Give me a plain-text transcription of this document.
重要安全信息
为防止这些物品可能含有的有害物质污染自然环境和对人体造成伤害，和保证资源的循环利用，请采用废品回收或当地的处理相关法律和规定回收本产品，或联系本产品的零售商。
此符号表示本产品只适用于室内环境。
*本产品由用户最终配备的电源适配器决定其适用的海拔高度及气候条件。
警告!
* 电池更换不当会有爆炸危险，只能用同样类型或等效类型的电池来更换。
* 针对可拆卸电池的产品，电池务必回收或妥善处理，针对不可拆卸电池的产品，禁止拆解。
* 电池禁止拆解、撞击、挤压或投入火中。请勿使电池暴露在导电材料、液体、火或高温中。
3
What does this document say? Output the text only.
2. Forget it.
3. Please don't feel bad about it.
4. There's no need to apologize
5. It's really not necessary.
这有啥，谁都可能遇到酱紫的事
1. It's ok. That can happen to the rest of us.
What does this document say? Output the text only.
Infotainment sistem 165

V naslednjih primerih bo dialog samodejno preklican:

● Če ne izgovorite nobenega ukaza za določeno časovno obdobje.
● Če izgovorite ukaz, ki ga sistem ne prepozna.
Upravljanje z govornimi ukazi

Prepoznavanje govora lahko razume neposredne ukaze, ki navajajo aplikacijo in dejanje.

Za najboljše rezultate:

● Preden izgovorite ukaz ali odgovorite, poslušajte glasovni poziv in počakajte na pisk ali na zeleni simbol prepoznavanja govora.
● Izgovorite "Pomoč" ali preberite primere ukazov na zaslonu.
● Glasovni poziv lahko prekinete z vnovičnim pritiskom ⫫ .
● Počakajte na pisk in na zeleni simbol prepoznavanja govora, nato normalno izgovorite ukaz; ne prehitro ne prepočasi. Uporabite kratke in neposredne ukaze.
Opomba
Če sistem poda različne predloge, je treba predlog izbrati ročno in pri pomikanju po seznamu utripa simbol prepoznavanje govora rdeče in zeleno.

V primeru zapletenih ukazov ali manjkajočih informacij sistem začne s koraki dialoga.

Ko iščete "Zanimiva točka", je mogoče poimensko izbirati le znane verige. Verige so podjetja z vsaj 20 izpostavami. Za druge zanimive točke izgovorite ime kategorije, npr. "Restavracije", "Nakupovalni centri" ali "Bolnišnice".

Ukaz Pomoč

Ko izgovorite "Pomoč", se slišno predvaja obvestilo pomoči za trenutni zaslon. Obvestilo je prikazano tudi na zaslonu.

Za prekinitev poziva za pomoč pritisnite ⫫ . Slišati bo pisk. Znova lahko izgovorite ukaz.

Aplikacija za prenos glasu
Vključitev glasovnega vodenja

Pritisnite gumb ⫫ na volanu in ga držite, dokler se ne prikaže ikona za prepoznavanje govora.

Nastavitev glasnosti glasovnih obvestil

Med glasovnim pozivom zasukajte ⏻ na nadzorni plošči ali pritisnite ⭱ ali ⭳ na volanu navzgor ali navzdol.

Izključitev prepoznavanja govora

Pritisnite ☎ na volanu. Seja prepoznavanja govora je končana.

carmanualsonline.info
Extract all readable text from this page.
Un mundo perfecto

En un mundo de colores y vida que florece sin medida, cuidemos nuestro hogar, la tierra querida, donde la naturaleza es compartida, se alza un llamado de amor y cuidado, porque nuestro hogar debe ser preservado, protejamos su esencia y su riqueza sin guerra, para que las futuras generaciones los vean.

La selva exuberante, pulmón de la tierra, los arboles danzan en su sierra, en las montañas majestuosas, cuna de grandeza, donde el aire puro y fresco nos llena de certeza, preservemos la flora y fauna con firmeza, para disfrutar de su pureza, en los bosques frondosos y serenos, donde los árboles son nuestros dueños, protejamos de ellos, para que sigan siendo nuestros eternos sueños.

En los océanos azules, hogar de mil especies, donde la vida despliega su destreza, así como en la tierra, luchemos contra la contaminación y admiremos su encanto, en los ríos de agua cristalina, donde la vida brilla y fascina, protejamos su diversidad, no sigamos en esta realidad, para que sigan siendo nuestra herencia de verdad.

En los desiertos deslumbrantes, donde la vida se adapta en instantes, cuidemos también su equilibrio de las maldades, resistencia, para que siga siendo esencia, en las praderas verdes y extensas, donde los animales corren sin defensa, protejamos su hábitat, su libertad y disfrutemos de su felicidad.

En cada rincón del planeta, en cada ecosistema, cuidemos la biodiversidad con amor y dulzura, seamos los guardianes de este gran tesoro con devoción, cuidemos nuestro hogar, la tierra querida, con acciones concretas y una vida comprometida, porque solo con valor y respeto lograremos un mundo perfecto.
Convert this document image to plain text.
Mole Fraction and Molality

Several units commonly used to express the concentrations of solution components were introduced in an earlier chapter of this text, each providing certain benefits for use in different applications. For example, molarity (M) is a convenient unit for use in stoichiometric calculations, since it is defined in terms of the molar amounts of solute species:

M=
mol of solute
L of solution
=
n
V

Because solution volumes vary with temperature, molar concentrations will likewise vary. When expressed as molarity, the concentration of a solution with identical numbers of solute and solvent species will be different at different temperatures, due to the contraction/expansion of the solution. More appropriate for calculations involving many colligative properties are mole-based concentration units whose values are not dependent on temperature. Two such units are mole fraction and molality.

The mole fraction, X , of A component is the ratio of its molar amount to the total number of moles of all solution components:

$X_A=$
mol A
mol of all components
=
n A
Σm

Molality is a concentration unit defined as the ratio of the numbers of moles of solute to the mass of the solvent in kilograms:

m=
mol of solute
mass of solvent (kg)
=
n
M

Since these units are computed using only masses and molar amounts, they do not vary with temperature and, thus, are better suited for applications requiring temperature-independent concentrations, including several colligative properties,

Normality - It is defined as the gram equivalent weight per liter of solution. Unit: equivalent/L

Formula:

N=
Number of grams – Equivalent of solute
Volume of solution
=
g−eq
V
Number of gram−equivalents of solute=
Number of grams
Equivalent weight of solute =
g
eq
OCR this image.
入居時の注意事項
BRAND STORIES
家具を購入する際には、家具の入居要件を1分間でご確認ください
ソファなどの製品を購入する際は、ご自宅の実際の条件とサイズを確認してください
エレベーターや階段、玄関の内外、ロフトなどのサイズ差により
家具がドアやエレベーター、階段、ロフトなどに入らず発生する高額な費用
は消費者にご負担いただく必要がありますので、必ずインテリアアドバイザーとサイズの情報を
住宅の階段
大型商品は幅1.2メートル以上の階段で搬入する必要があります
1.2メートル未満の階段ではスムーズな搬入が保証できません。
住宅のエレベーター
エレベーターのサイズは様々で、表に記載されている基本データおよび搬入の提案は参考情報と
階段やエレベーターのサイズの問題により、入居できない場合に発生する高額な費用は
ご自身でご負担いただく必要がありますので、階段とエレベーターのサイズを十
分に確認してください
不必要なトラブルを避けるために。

------

# [Aim]
Using the data above, repeat every line exactly.

# [Task response]
Give me a plain-text transcription of this document.
重要安全信息
为防止这些物品可能含有的有害物质污染自然环境和对人体造成伤害，和保证资源的循环利用，请采用废品回收或当地的处理相关法律和规定回收本产品，或联系本产品的零售商。
此符号表示本产品只适用于室内环境。
*本产品由用户最终配备的电源适配器决定其适用的海拔高度及气候条件。
警告!
* 电池更换不当会有爆炸危险，只能用同样类型或等效类型的电池来更换。
* 针对可拆卸电池的产品，电池务必回收或妥善处理，针对不可拆卸电池的产品，禁止拆解。
* 电池禁止拆解、撞击、挤压或投入火中。请勿使电池暴露在导电材料、液体、火或高温中。
3
What does this document say? Output the text only.
2. Forget it.
3. Please don't feel bad about it.
4. There's no need to apologize
5. It's really not necessary.
这有啥，谁都可能遇到酱紫的事
1. It's ok. That can happen to the rest of us.
What does this document say? Output the text only.
Infotainment sistem 165

V naslednjih primerih bo dialog samodejno preklican:

● Če ne izgovorite nobenega ukaza za določeno časovno obdobje.
● Če izgovorite ukaz, ki ga sistem ne prepozna.
Upravljanje z govornimi ukazi

Prepoznavanje govora lahko razume neposredne ukaze, ki navajajo aplikacijo in dejanje.

Za najboljše rezultate:

● Preden izgovorite ukaz ali odgovorite, poslušajte glasovni poziv in počakajte na pisk ali na zeleni simbol prepoznavanja govora.
● Izgovorite "Pomoč" ali preberite primere ukazov na zaslonu.
● Glasovni poziv lahko prekinete z vnovičnim pritiskom ⫫ .
● Počakajte na pisk in na zeleni simbol prepoznavanja govora, nato normalno izgovorite ukaz; ne prehitro ne prepočasi. Uporabite kratke in neposredne ukaze.
Opomba
Če sistem poda različne predloge, je treba predlog izbrati ročno in pri pomikanju po seznamu utripa simbol prepoznavanje govora rdeče in zeleno.

V primeru zapletenih ukazov ali manjkajočih informacij sistem začne s koraki dialoga.

Ko iščete "Zanimiva točka", je mogoče poimensko izbirati le znane verige. Verige so podjetja z vsaj 20 izpostavami. Za druge zanimive točke izgovorite ime kategorije, npr. "Restavracije", "Nakupovalni centri" ali "Bolnišnice".

Ukaz Pomoč

Ko izgovorite "Pomoč", se slišno predvaja obvestilo pomoči za trenutni zaslon. Obvestilo je prikazano tudi na zaslonu.

Za prekinitev poziva za pomoč pritisnite ⫫ . Slišati bo pisk. Znova lahko izgovorite ukaz.

Aplikacija za prenos glasu
Vključitev glasovnega vodenja

Pritisnite gumb ⫫ na volanu in ga držite, dokler se ne prikaže ikona za prepoznavanje govora.

Nastavitev glasnosti glasovnih obvestil

Med glasovnim pozivom zasukajte ⏻ na nadzorni plošči ali pritisnite ⭱ ali ⭳ na volanu navzgor ali navzdol.

Izključitev prepoznavanja govora

Pritisnite ☎ na volanu. Seja prepoznavanja govora je končana.

carmanualsonline.info
Extract all readable text from this page.
Un mundo perfecto

En un mundo de colores y vida que florece sin medida, cuidemos nuestro hogar, la tierra querida, donde la naturaleza es compartida, se alza un llamado de amor y cuidado, porque nuestro hogar debe ser preservado, protejamos su esencia y su riqueza sin guerra, para que las futuras generaciones los vean.

La selva exuberante, pulmón de la tierra, los arboles danzan en su sierra, en las montañas majestuosas, cuna de grandeza, donde el aire puro y fresco nos llena de certeza, preservemos la flora y fauna con firmeza, para disfrutar de su pureza, en los bosques frondosos y serenos, donde los árboles son nuestros dueños, protejamos de ellos, para que sigan siendo nuestros eternos sueños.

En los océanos azules, hogar de mil especies, donde la vida despliega su destreza, así como en la tierra, luchemos contra la contaminación y admiremos su encanto, en los ríos de agua cristalina, donde la vida brilla y fascina, protejamos su diversidad, no sigamos en esta realidad, para que sigan siendo nuestra herencia de verdad.

En los desiertos deslumbrantes, donde la vida se adapta en instantes, cuidemos también su equilibrio de las maldades, resistencia, para que siga siendo esencia, en las praderas verdes y extensas, donde los animales corren sin defensa, protejamos su hábitat, su libertad y disfrutemos de su felicidad.

En cada rincón del planeta, en cada ecosistema, cuidemos la biodiversidad con amor y dulzura, seamos los guardianes de este gran tesoro con devoción, cuidemos nuestro hogar, la tierra querida, con acciones concretas y una vida comprometida, porque solo con valor y respeto lograremos un mundo perfecto.
Convert this document image to plain text.
Mole Fraction and Molality

Several units commonly used to express the concentrations of solution components were introduced in an earlier chapter of this text, each providing certain benefits for use in different applications. For example, molarity (M) is a convenient unit for use in stoichiometric calculations, since it is defined in terms of the molar amounts of solute species:

M=
mol of solute
L of solution
=
n
V

Because solution volumes vary with temperature, molar concentrations will likewise vary. When expressed as molarity, the concentration of a solution with identical numbers of solute and solvent species will be different at different temperatures, due to the contraction/expansion of the solution. More appropriate for calculations involving many colligative properties are mole-based concentration units whose values are not dependent on temperature. Two such units are mole fraction and molality.

The mole fraction, X , of A component is the ratio of its molar amount to the total number of moles of all solution components:

$X_A=$
mol A
mol of all components
=
n A
Σm

Molality is a concentration unit defined as the ratio of the numbers of moles of solute to the mass of the solvent in kilograms:

m=
mol of solute
mass of solvent (kg)
=
n
M

Since these units are computed using only masses and molar amounts, they do not vary with temperature and, thus, are better suited for applications requiring temperature-independent concentrations, including several colligative properties,

Normality - It is defined as the gram equivalent weight per liter of solution. Unit: equivalent/L

Formula:

N=
Number of grams – Equivalent of solute
Volume of solution
=
g−eq
V
Number of gram−equivalents of solute=
Number of grams
Equivalent weight of solute =
g
eq
OCR this image.
入居時の注意事項
BRAND STORIES
家具を購入する際には、家具の入居要件を1分間でご確認ください
ソファなどの製品を購入する際は、ご自宅の実際の条件とサイズを確認してください
エレベーターや階段、玄関の内外、ロフトなどのサイズ差により
家具がドアやエレベーター、階段、ロフトなどに入らず発生する高額な費用
は消費者にご負担いただく必要がありますので、必ずインテリアアドバイザーとサイズの情報を
住宅の階段
大型商品は幅1.2メートル以上の階段で搬入する必要があります
1.2メートル未満の階段ではスムーズな搬入が保証できません。
住宅のエレベーター
エレベーターのサイズは様々で、表に記載されている基本データおよび搬入の提案は参考情報と
階段やエレベーターのサイズの問題により、入居できない場合に発生する高額な費用は
ご自身でご負担いただく必要がありますので、階段とエレベーターのサイズを十
分に確認してください
不必要なトラブルを避けるために。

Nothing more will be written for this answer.